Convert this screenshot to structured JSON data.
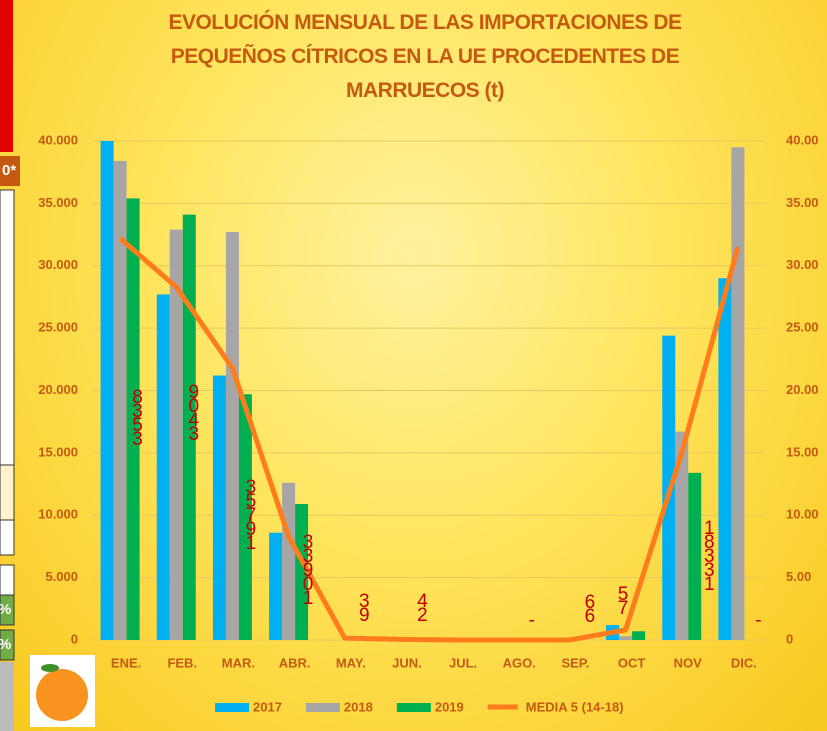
{
  "chart_data": {
    "type": "bar",
    "title": "EVOLUCIÓN MENSUAL DE LAS IMPORTACIONES DE\nPEQUEÑOS CÍTRICOS EN LA UE PROCEDENTES DE\nMARRUECOS (t)",
    "categories": [
      "ENE.",
      "FEB.",
      "MAR.",
      "ABR.",
      "MAY.",
      "JUN.",
      "JUL.",
      "AGO.",
      "SEP.",
      "OCT",
      "NOV",
      "DIC."
    ],
    "series": [
      {
        "name": "2017",
        "type": "bar",
        "color": "#00b0f0",
        "values": [
          40000,
          27700,
          21200,
          8600,
          0,
          0,
          0,
          0,
          0,
          1200,
          24400,
          29000
        ]
      },
      {
        "name": "2018",
        "type": "bar",
        "color": "#a6a6a6",
        "values": [
          38400,
          32900,
          32700,
          12600,
          0,
          0,
          0,
          0,
          0,
          300,
          16700,
          39500
        ]
      },
      {
        "name": "2019",
        "type": "bar",
        "color": "#00b050",
        "values": [
          35400,
          34100,
          19700,
          10900,
          0,
          0,
          0,
          0,
          0,
          700,
          13400,
          null
        ]
      },
      {
        "name": "MEDIA 5 (14-18)",
        "type": "line",
        "color": "#ff7c1c",
        "axis": "y2",
        "values": [
          32200,
          28300,
          21800,
          8300,
          150,
          50,
          0,
          0,
          0,
          800,
          15000,
          31500
        ]
      }
    ],
    "ylim": [
      0,
      40000
    ],
    "yticks": [
      {
        "value": 0,
        "label": "0"
      },
      {
        "value": 5000,
        "label": "5.000"
      },
      {
        "value": 10000,
        "label": "10.000"
      },
      {
        "value": 15000,
        "label": "15.000"
      },
      {
        "value": 20000,
        "label": "20.000"
      },
      {
        "value": 25000,
        "label": "25.000"
      },
      {
        "value": 30000,
        "label": "30.000"
      },
      {
        "value": 35000,
        "label": "35.000"
      },
      {
        "value": 40000,
        "label": "40.000"
      }
    ],
    "y2lim": [
      0,
      40000
    ],
    "y2ticks": [
      {
        "value": 0,
        "label": "0"
      },
      {
        "value": 5000,
        "label": "5.00"
      },
      {
        "value": 10000,
        "label": "10.00"
      },
      {
        "value": 15000,
        "label": "15.00"
      },
      {
        "value": 20000,
        "label": "20.00"
      },
      {
        "value": 25000,
        "label": "25.00"
      },
      {
        "value": 30000,
        "label": "30.00"
      },
      {
        "value": 35000,
        "label": "35.00"
      },
      {
        "value": 40000,
        "label": "40.00"
      }
    ],
    "grid": true,
    "annotations": [
      {
        "text": "8353",
        "category": "ENE."
      },
      {
        "text": "9043",
        "category": "FEB."
      },
      {
        "text": "35791",
        "category": "MAR."
      },
      {
        "text": "33901",
        "category": "ABR."
      },
      {
        "text": "39",
        "category": "MAY."
      },
      {
        "text": "42",
        "category": "JUN."
      },
      {
        "text": "-",
        "category": "AGO."
      },
      {
        "text": "66",
        "category": "SEP."
      },
      {
        "text": "57",
        "category": "OCT"
      },
      {
        "text": "18331",
        "category": "NOV"
      },
      {
        "text": "-",
        "category": "DIC."
      }
    ]
  },
  "left_edge_texts": [
    "0*",
    "%",
    "%"
  ]
}
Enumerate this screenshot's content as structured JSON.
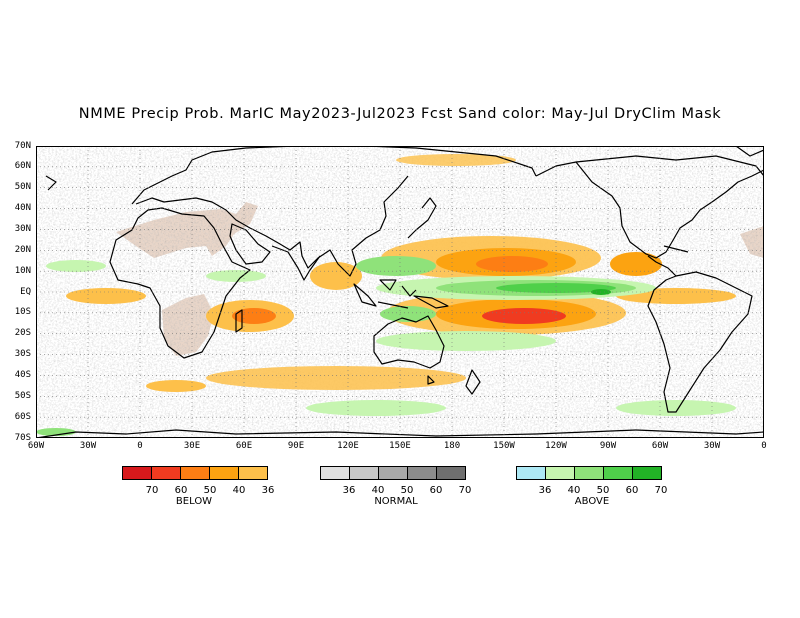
{
  "title": "NMME Precip Prob. MarIC  May2023-Jul2023 Fcst  Sand color: May-Jul DryClim Mask",
  "map": {
    "lat_labels": [
      "70N",
      "60N",
      "50N",
      "40N",
      "30N",
      "20N",
      "10N",
      "EQ",
      "10S",
      "20S",
      "30S",
      "40S",
      "50S",
      "60S",
      "70S"
    ],
    "lon_labels": [
      "60W",
      "30W",
      "0",
      "30E",
      "60E",
      "90E",
      "120E",
      "150E",
      "180",
      "150W",
      "120W",
      "90W",
      "60W",
      "30W",
      "0"
    ],
    "lon_range": [
      -60,
      360
    ],
    "lat_range": [
      -70,
      70
    ],
    "grid": "dotted"
  },
  "legend": {
    "below": {
      "caption": "BELOW",
      "ticks": [
        "70",
        "60",
        "50",
        "40",
        "36"
      ],
      "colors": [
        "#d7191c",
        "#f03b20",
        "#fd7e14",
        "#fca311",
        "#fdc04a"
      ]
    },
    "normal": {
      "caption": "NORMAL",
      "ticks": [
        "36",
        "40",
        "50",
        "60",
        "70"
      ],
      "colors": [
        "#e0e0e0",
        "#c8c8c8",
        "#a9a9a9",
        "#8c8c8c",
        "#6f6f6f"
      ]
    },
    "above": {
      "caption": "ABOVE",
      "ticks": [
        "36",
        "40",
        "50",
        "60",
        "70"
      ],
      "colors": [
        "#aee9f5",
        "#c6f5b0",
        "#8fe27a",
        "#4fd04a",
        "#22b226"
      ]
    }
  },
  "colors": {
    "sand": "#e8d5c8",
    "coast": "#000000"
  }
}
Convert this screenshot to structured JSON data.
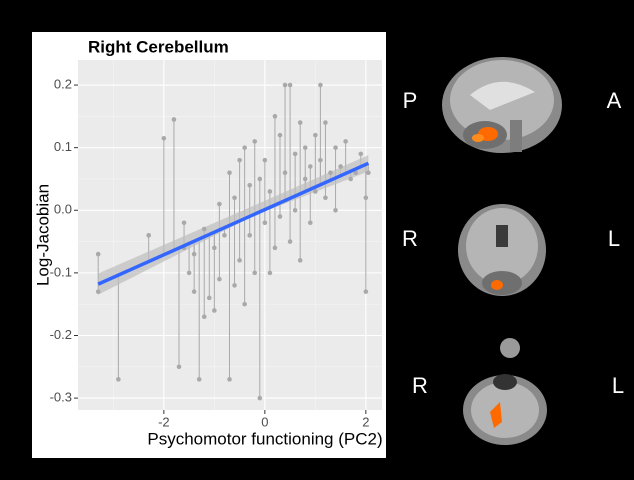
{
  "chart_data": {
    "type": "scatter",
    "title": "Right Cerebellum",
    "xlabel": "Psychomotor functioning (PC2)",
    "ylabel": "Log-Jacobian",
    "xlim": [
      -3.7,
      2.32
    ],
    "ylim": [
      -0.319,
      0.24
    ],
    "xticks": [
      -2,
      0,
      2
    ],
    "yticks": [
      -0.3,
      -0.2,
      -0.1,
      {
        "value": 0,
        "label": "0.0"
      },
      0.1,
      0.2
    ],
    "xminor": [
      -3,
      -1,
      1
    ],
    "yminor": [
      -0.25,
      -0.15,
      -0.05,
      0.05,
      0.15
    ],
    "grid": true,
    "series": [
      {
        "color": "#a9a9a9",
        "x": [
          -3.3,
          -3.3,
          -2.9,
          -2.3,
          -2.0,
          -1.8,
          -1.7,
          -1.6,
          -1.6,
          -1.5,
          -1.4,
          -1.4,
          -1.3,
          -1.2,
          -1.2,
          -1.1,
          -1.0,
          -1.0,
          -0.9,
          -0.9,
          -0.8,
          -0.7,
          -0.7,
          -0.6,
          -0.6,
          -0.5,
          -0.5,
          -0.4,
          -0.4,
          -0.3,
          -0.3,
          -0.2,
          -0.2,
          -0.1,
          -0.1,
          0.0,
          0.0,
          0.1,
          0.1,
          0.2,
          0.2,
          0.3,
          0.3,
          0.4,
          0.4,
          0.5,
          0.5,
          0.6,
          0.6,
          0.7,
          0.7,
          0.8,
          0.8,
          0.9,
          0.9,
          1.0,
          1.0,
          1.1,
          1.1,
          1.2,
          1.2,
          1.3,
          1.4,
          1.4,
          1.5,
          1.6,
          1.7,
          1.8,
          1.9,
          2.0,
          2.0,
          2.05
        ],
        "values": [
          -0.13,
          -0.07,
          -0.27,
          -0.04,
          0.115,
          0.145,
          -0.25,
          -0.02,
          -0.06,
          -0.1,
          -0.07,
          -0.13,
          -0.27,
          -0.03,
          -0.17,
          -0.14,
          -0.06,
          -0.16,
          -0.11,
          0.01,
          -0.04,
          -0.27,
          0.06,
          0.02,
          -0.12,
          0.08,
          -0.08,
          0.1,
          -0.15,
          0.04,
          -0.04,
          0.11,
          -0.1,
          -0.3,
          0.05,
          -0.02,
          0.08,
          0.03,
          -0.1,
          0.15,
          -0.06,
          0.12,
          -0.01,
          0.2,
          0.06,
          0.2,
          -0.05,
          0.09,
          0.0,
          0.14,
          -0.08,
          0.05,
          0.1,
          0.07,
          -0.02,
          0.12,
          0.03,
          0.2,
          0.08,
          0.14,
          0.02,
          0.06,
          0.1,
          0.0,
          0.07,
          0.11,
          0.05,
          0.06,
          0.09,
          -0.13,
          0.02,
          0.06
        ]
      }
    ],
    "fit": {
      "color": "#3366ff",
      "x": [
        -3.3,
        2.05
      ],
      "y": [
        -0.118,
        0.075
      ]
    },
    "fit_band": {
      "color": "#bdbdbd",
      "x": [
        -3.3,
        -0.2,
        2.05
      ],
      "lower": [
        -0.135,
        -0.008,
        0.062
      ],
      "upper": [
        -0.101,
        0.008,
        0.088
      ]
    }
  },
  "brain_panels": [
    {
      "left": "P",
      "right": "A"
    },
    {
      "left": "R",
      "right": "L"
    },
    {
      "left": "R",
      "right": "L"
    }
  ]
}
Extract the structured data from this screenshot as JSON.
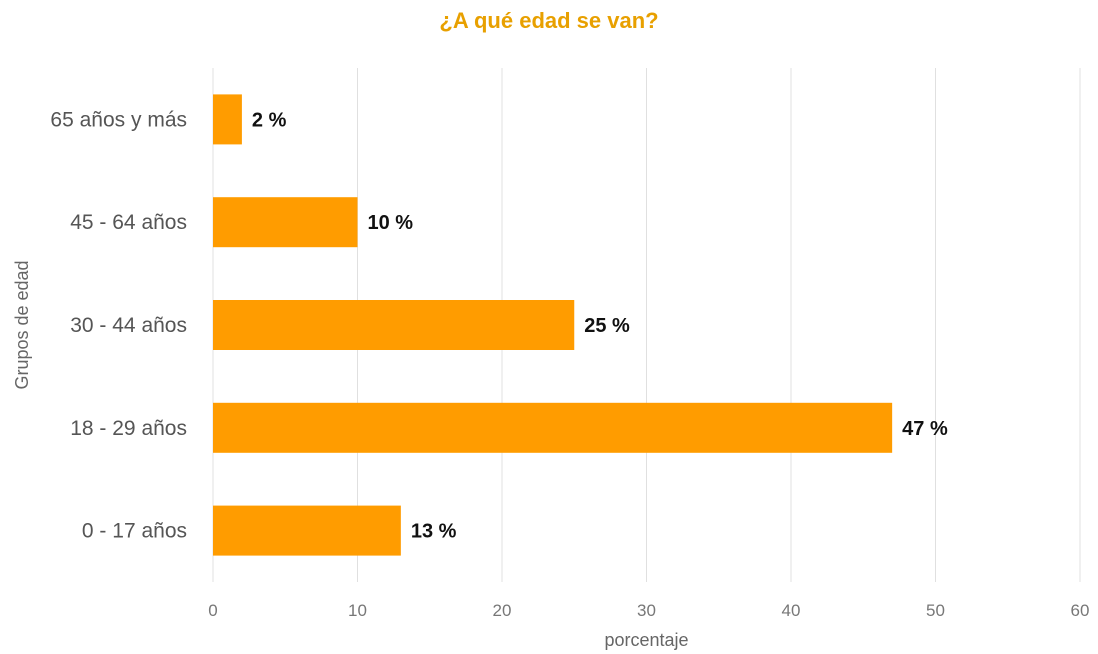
{
  "chart_data": {
    "type": "bar",
    "orientation": "horizontal",
    "title": "¿A qué edad se van?",
    "xlabel": "porcentaje",
    "ylabel": "Grupos de edad",
    "categories": [
      "65 años y más",
      "45 - 64 años",
      "30 - 44 años",
      "18 - 29 años",
      "0 - 17 años"
    ],
    "values": [
      2,
      10,
      25,
      47,
      13
    ],
    "data_labels": [
      "2 %",
      "10 %",
      "25 %",
      "47 %",
      "13 %"
    ],
    "xlim": [
      0,
      60
    ],
    "xticks": [
      0,
      10,
      20,
      30,
      40,
      50,
      60
    ],
    "grid": true,
    "legend": "none",
    "colors": {
      "bar": "#ff9c00",
      "title": "#e8a000",
      "grid": "#e0e0e0"
    }
  }
}
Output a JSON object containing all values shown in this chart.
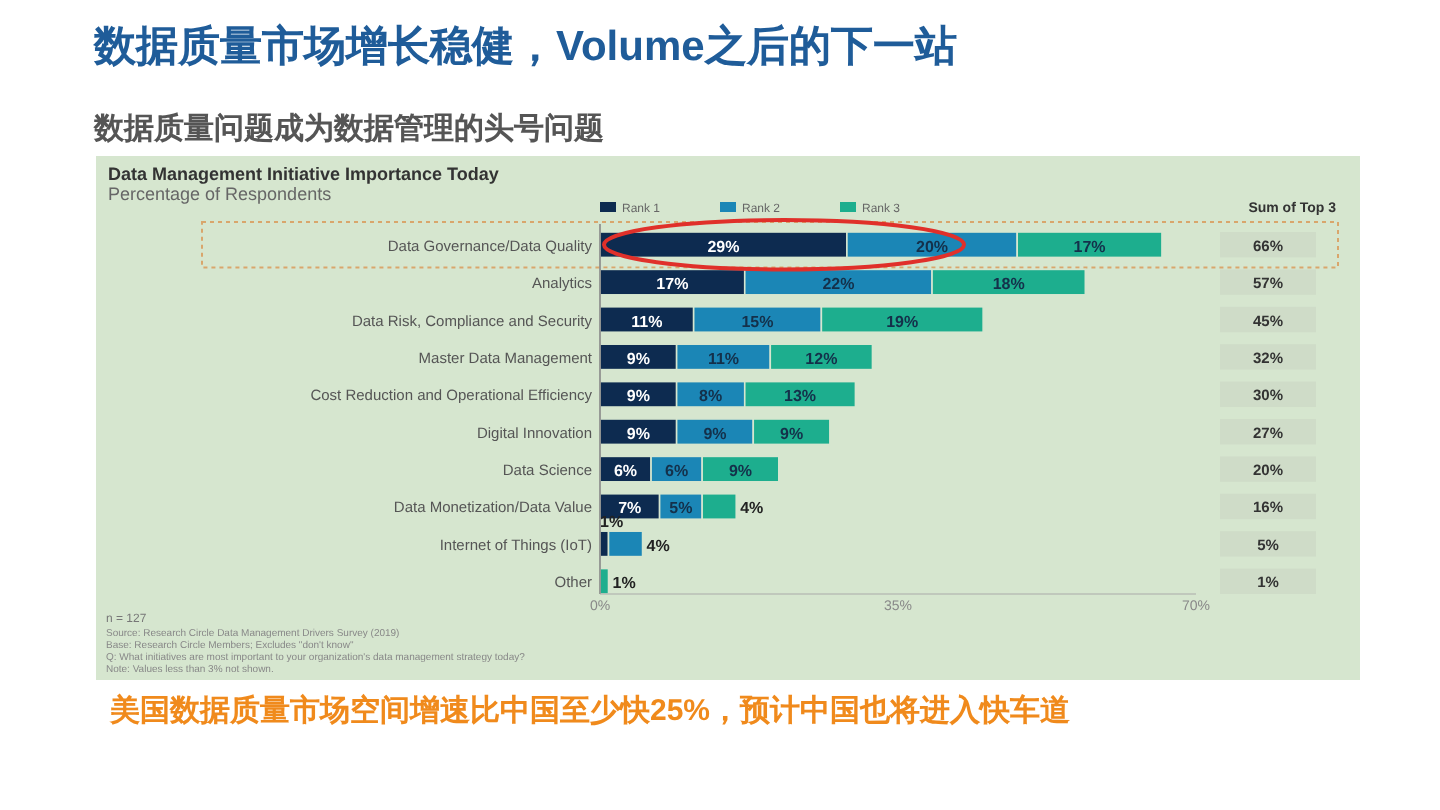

==========

● **YOUR INSTRUCTIONS**
Lines of the listing that contain the word "title" are to be counted; report only their number.

● **THE SOLUTION**
5